Saved entries
━━━━━━━━━━━━━━━━

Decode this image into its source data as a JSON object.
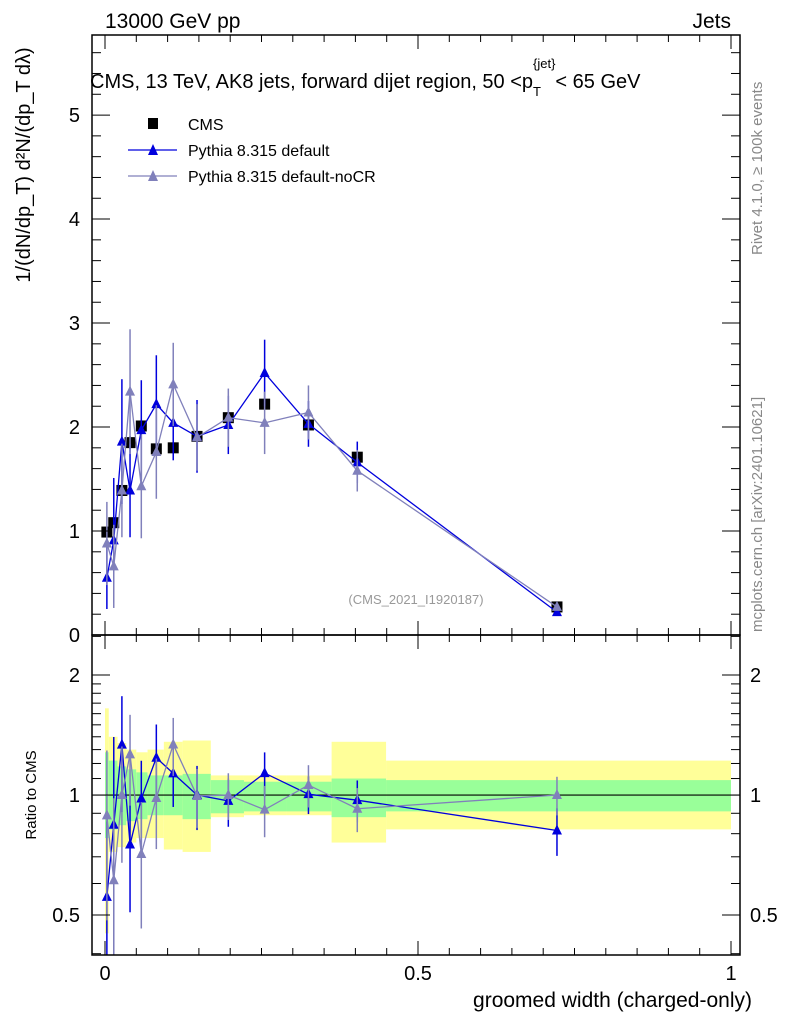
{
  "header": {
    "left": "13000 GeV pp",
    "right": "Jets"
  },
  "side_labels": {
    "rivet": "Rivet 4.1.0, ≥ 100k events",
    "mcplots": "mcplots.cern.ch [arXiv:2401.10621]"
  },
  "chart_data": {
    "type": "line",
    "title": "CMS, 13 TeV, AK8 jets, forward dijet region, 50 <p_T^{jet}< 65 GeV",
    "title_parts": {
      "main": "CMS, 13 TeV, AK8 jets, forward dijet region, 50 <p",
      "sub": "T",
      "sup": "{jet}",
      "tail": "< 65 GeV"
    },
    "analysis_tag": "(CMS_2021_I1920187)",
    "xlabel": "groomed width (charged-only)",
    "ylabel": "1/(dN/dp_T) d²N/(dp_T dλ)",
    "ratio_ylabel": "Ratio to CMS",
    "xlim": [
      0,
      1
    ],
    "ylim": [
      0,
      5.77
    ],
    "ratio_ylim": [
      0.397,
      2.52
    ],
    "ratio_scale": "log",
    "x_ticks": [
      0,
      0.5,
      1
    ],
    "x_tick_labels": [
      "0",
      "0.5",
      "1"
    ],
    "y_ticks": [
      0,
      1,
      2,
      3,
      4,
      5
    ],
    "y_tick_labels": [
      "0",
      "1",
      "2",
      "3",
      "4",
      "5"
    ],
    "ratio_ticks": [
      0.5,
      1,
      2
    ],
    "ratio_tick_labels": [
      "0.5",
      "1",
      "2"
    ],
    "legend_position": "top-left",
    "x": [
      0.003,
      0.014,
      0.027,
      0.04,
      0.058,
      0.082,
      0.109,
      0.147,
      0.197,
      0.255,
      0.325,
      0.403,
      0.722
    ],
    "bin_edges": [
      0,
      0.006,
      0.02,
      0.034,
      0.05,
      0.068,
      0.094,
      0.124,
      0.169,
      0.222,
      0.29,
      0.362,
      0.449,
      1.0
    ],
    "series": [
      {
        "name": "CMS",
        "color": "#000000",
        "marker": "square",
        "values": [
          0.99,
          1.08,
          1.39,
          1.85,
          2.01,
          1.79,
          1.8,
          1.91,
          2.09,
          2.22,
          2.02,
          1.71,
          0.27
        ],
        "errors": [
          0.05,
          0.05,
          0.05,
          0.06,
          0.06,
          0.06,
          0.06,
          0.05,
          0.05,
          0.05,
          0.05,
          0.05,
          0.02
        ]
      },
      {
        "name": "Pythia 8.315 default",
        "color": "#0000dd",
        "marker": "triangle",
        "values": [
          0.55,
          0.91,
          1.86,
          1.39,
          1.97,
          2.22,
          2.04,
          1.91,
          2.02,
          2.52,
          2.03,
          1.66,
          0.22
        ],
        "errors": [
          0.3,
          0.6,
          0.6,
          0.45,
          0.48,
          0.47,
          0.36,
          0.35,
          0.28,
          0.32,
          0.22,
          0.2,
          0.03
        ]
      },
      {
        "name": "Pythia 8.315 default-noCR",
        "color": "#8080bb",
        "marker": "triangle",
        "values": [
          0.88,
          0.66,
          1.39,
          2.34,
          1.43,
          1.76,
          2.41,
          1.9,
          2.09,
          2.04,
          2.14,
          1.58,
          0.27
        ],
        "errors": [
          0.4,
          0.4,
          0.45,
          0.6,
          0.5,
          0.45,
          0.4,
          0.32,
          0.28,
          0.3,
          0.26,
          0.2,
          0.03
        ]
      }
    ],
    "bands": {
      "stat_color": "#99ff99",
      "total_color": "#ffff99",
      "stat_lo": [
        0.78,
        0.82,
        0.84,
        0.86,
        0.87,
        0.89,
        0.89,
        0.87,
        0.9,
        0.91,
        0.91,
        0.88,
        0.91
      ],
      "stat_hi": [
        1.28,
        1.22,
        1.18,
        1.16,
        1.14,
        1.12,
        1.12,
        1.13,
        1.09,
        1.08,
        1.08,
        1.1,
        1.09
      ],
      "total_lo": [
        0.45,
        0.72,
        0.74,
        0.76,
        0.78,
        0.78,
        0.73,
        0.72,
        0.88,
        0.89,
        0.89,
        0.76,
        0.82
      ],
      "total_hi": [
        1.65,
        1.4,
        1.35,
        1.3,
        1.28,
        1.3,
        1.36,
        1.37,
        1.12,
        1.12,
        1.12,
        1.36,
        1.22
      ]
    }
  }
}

━━━━━━━━━━━━━━━━

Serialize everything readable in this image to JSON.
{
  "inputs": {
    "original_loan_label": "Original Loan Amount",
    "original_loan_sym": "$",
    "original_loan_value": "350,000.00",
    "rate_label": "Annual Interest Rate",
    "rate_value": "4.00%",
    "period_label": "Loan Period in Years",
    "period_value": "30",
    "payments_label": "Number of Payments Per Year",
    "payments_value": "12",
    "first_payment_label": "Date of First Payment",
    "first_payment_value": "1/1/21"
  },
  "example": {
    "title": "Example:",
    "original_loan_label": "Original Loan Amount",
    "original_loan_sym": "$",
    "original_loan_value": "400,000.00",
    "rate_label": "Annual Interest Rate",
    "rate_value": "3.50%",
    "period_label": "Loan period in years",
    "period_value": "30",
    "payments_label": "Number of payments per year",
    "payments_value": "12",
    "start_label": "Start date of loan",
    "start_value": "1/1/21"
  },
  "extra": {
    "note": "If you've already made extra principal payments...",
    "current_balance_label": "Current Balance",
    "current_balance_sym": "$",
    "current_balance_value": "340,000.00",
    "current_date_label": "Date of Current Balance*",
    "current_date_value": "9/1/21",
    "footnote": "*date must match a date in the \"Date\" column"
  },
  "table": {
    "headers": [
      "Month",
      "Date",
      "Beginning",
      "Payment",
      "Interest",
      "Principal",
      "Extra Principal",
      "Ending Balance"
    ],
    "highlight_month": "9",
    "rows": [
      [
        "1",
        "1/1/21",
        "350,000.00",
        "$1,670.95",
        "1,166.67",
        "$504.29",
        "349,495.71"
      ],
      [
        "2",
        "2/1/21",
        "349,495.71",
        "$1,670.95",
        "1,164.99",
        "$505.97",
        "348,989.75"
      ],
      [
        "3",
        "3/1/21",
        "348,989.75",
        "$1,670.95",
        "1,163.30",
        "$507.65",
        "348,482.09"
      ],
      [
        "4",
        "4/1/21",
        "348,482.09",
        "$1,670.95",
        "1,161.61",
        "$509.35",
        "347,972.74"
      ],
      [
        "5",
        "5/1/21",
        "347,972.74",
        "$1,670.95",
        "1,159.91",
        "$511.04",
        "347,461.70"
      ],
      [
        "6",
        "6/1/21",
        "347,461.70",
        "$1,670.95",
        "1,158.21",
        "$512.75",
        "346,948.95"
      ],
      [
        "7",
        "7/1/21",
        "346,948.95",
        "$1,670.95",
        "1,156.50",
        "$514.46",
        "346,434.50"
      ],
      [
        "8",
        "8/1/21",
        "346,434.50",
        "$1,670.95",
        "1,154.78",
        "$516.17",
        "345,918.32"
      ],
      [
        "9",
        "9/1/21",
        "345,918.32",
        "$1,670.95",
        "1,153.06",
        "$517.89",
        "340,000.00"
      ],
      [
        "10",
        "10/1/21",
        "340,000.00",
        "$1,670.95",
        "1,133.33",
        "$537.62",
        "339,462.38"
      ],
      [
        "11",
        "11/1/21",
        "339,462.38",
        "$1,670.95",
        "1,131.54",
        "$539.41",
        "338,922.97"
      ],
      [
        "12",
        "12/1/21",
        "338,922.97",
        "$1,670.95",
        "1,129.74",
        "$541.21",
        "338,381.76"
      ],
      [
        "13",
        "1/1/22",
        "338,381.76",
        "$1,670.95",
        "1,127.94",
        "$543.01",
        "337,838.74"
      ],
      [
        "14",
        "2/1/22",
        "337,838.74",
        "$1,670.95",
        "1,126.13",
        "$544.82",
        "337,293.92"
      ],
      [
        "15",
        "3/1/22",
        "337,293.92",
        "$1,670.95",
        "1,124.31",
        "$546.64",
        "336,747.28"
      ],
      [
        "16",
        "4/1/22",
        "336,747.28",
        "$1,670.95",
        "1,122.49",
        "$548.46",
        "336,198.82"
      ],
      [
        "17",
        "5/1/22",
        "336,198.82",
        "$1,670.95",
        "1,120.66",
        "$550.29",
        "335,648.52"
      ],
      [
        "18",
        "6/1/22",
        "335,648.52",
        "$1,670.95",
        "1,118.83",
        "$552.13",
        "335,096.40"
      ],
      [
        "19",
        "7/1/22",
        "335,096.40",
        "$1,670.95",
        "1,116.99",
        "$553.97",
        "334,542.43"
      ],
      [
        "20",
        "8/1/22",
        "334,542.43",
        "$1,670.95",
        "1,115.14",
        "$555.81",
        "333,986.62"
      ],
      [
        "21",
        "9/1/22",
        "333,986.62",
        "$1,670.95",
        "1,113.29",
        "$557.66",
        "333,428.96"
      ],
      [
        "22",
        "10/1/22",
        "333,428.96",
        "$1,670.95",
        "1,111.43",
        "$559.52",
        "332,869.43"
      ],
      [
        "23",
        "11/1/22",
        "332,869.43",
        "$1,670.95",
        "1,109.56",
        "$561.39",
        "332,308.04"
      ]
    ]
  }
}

━━━━━━━━━━━━━━━━

Given problem:
Search the entries for "image" and copy out each line that has it.

Exercise solution:
Decode this image into its source data as a JSON object.
Serialize everything readable in this image to JSON.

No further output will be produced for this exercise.